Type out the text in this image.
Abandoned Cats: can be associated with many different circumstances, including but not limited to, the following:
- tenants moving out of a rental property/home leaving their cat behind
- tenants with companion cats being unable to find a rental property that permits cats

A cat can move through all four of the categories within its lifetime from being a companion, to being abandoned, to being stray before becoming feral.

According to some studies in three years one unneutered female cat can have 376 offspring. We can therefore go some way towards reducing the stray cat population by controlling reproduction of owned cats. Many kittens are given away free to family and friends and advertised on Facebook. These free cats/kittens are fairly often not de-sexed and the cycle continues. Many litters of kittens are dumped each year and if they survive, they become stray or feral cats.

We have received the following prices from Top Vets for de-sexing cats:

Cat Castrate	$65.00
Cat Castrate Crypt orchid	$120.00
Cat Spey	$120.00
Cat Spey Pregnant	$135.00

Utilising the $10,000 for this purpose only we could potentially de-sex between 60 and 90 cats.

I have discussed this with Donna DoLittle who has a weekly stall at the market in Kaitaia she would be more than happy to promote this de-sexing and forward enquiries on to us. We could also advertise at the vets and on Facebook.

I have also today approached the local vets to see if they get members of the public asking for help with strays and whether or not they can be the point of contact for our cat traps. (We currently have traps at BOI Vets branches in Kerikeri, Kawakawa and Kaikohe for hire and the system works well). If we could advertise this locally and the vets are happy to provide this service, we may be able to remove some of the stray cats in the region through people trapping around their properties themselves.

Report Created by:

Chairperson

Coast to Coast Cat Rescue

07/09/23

> TASK STATEMENT: Copy out each line of the records where the string "being" appears.

> ANSWER TO THIS EXERCISE:
- tenants with companion cats being unable to find a rental property that permits cats
A cat can move through all four of the categories within its lifetime from being a companion, to being abandoned, to being stray before becoming feral.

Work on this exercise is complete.